* [What is required] Emit the entire listing verbatim.

* [Records for this exercise]
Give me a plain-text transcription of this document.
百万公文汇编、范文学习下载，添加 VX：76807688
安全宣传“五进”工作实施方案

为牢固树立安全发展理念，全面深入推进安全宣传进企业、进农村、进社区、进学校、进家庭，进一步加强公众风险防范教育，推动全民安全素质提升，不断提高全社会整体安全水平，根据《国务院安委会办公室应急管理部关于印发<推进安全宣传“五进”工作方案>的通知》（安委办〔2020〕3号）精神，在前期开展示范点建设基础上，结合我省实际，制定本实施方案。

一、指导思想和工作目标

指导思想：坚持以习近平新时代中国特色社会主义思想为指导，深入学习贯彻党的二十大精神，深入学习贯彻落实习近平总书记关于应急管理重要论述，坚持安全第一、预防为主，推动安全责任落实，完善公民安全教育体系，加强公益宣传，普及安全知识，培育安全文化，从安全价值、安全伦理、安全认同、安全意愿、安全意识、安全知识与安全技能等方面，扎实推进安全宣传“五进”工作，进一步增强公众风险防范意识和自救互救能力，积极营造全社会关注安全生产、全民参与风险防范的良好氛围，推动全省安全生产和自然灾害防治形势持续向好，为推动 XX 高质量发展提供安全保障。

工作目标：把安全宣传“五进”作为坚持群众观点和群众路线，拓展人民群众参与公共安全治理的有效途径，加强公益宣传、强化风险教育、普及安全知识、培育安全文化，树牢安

* [Task result]
Give me a plain-text transcription of this document.
百万公文汇编、范文学习下载，添加 VX：76807688
安全宣传“五进”工作实施方案

为牢固树立安全发展理念，全面深入推进安全宣传进企业、进农村、进社区、进学校、进家庭，进一步加强公众风险防范教育，推动全民安全素质提升，不断提高全社会整体安全水平，根据《国务院安委会办公室应急管理部关于印发<推进安全宣传“五进”工作方案>的通知》（安委办〔2020〕3号）精神，在前期开展示范点建设基础上，结合我省实际，制定本实施方案。

一、指导思想和工作目标

指导思想：坚持以习近平新时代中国特色社会主义思想为指导，深入学习贯彻党的二十大精神，深入学习贯彻落实习近平总书记关于应急管理重要论述，坚持安全第一、预防为主，推动安全责任落实，完善公民安全教育体系，加强公益宣传，普及安全知识，培育安全文化，从安全价值、安全伦理、安全认同、安全意愿、安全意识、安全知识与安全技能等方面，扎实推进安全宣传“五进”工作，进一步增强公众风险防范意识和自救互救能力，积极营造全社会关注安全生产、全民参与风险防范的良好氛围，推动全省安全生产和自然灾害防治形势持续向好，为推动 XX 高质量发展提供安全保障。

工作目标：把安全宣传“五进”作为坚持群众观点和群众路线，拓展人民群众参与公共安全治理的有效途径，加强公益宣传、强化风险教育、普及安全知识、培育安全文化，树牢安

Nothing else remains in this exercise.